(Stored data)
--- START ---
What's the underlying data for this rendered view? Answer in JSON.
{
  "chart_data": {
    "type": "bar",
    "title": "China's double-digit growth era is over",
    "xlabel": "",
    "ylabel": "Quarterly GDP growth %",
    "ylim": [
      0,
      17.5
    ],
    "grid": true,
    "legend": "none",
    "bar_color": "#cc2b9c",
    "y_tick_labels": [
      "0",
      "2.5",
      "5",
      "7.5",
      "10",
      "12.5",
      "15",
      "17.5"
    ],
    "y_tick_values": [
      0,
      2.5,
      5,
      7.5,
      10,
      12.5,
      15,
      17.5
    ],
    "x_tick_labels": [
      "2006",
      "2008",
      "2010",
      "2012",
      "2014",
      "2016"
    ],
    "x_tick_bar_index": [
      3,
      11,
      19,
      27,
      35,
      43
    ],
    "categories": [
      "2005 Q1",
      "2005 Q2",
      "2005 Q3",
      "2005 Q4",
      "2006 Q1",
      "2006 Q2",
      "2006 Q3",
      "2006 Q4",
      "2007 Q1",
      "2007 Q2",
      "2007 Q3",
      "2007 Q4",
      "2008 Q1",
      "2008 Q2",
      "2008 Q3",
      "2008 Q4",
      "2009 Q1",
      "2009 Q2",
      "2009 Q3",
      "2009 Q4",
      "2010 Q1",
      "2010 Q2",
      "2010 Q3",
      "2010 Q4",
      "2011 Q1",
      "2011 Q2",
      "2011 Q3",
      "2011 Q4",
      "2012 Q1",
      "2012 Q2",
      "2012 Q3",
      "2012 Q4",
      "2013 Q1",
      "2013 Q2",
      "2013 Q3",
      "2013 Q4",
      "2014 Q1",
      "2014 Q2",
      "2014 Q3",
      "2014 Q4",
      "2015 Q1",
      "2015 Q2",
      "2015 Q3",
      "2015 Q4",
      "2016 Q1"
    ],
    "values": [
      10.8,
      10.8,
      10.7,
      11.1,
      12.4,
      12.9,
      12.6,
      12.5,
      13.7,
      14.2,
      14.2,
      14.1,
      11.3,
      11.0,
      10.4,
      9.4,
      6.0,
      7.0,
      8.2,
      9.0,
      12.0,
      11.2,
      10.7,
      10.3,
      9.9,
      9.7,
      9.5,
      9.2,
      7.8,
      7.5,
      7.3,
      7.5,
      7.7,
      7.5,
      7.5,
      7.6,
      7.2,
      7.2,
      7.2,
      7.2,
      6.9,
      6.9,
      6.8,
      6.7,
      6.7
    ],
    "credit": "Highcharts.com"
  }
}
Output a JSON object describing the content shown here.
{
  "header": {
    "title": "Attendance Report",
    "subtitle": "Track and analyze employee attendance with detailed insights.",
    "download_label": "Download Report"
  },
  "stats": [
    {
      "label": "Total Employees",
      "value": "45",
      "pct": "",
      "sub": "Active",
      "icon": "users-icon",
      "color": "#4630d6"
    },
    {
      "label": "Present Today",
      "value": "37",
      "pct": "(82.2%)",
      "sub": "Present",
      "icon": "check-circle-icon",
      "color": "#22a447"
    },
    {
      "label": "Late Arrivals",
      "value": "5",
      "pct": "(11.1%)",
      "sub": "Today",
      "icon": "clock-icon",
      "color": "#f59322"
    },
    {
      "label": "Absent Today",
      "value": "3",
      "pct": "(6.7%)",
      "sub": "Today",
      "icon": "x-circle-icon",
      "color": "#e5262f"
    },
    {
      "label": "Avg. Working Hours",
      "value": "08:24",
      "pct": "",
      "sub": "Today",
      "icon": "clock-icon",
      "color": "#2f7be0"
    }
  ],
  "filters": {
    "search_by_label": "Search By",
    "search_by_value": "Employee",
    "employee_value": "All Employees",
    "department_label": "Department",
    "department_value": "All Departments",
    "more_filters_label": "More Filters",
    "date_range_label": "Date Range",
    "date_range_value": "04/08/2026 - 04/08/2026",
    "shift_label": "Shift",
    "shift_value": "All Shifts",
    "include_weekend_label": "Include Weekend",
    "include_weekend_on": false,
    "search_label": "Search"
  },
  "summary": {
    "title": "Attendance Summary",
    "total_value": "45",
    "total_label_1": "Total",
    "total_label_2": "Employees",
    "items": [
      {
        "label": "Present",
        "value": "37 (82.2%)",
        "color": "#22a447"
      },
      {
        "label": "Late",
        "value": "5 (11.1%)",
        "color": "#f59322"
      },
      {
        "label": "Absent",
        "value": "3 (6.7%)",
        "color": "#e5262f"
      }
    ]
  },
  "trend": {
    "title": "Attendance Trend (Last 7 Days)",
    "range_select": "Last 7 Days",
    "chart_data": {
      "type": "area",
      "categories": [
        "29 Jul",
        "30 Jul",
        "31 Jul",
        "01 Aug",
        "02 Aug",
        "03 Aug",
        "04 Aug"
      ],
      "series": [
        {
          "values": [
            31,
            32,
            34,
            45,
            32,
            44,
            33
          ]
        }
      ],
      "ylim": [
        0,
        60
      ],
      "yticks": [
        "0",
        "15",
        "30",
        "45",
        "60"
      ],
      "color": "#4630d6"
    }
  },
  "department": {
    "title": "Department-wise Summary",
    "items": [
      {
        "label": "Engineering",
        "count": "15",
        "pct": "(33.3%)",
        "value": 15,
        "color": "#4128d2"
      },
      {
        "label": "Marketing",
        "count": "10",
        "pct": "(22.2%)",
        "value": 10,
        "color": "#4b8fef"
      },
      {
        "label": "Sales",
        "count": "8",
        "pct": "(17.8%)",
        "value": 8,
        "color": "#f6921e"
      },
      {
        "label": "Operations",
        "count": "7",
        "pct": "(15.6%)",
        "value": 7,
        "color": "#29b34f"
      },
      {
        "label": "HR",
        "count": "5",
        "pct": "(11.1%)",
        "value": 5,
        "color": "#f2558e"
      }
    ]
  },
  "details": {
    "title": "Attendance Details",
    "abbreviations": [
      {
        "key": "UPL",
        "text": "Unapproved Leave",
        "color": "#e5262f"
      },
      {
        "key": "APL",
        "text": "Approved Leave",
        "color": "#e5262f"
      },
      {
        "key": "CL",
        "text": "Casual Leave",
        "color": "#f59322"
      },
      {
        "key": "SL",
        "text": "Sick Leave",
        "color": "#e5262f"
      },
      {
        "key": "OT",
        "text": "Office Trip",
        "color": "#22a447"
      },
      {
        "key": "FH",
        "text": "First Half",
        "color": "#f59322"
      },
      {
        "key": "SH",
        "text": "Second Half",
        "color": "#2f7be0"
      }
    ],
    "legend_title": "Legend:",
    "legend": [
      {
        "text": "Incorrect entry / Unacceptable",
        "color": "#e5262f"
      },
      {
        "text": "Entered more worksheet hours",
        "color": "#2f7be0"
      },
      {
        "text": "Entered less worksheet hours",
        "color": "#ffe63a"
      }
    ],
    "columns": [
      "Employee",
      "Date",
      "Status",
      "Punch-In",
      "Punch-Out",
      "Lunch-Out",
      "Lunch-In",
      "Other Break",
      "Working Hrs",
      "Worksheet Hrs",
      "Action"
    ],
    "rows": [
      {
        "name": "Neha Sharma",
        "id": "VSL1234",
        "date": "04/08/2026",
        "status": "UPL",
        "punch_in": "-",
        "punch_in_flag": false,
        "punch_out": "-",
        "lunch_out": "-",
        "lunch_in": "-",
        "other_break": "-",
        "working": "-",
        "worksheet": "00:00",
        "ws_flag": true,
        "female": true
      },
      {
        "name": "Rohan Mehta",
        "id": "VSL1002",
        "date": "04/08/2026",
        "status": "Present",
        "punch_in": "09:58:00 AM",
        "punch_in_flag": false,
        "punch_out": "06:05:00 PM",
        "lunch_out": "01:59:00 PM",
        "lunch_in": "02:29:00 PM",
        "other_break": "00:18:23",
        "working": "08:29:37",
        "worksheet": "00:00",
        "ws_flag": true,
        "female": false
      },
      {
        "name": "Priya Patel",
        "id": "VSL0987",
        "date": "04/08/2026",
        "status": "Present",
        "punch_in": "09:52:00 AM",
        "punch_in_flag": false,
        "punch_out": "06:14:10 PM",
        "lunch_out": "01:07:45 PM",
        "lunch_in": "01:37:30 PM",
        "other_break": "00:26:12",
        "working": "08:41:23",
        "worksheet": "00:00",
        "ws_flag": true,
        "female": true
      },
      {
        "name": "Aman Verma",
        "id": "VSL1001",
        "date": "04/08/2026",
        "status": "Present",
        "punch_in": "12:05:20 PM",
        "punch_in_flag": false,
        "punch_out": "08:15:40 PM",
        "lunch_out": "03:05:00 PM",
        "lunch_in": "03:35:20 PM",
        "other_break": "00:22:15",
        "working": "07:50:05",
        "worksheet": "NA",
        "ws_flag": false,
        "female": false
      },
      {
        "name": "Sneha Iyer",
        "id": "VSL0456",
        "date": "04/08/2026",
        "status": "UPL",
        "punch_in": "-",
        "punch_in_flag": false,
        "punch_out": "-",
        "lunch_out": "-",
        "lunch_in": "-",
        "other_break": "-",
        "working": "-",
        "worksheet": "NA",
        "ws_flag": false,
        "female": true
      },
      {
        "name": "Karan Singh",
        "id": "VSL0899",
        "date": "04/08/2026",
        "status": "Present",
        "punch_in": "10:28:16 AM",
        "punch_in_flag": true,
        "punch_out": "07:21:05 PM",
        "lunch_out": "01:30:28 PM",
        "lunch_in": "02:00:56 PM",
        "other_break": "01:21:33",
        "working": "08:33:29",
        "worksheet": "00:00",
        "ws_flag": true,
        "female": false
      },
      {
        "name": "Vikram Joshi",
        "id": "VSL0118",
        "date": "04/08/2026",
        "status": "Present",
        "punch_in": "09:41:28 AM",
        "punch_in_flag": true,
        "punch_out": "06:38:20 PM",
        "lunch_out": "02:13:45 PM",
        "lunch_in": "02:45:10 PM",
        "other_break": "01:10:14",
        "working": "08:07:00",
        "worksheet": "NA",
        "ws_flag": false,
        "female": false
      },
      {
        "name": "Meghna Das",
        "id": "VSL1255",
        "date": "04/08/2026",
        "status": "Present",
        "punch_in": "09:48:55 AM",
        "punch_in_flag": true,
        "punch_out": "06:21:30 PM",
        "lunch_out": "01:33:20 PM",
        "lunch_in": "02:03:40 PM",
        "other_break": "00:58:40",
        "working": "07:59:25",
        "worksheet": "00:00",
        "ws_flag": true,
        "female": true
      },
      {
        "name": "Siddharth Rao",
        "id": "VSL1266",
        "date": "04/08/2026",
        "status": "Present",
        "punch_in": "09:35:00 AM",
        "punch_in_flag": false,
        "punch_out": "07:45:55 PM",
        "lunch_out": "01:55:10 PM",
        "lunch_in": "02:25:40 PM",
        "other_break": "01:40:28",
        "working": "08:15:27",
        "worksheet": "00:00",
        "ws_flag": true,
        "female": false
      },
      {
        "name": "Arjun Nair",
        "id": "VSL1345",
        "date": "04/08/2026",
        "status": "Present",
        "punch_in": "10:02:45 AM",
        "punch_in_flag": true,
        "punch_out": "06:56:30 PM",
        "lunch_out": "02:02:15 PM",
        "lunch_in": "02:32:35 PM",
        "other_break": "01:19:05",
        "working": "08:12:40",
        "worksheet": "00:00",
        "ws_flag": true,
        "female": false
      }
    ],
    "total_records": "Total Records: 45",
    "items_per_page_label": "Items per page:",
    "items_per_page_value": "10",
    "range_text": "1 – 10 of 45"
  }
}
--- END ---
* Problem statement *
Search the entries for "JSON" and copy out each line that has it.

* Reply *
What's the underlying data for this rendered view? Answer in JSON.
Output a JSON object describing the content shown here.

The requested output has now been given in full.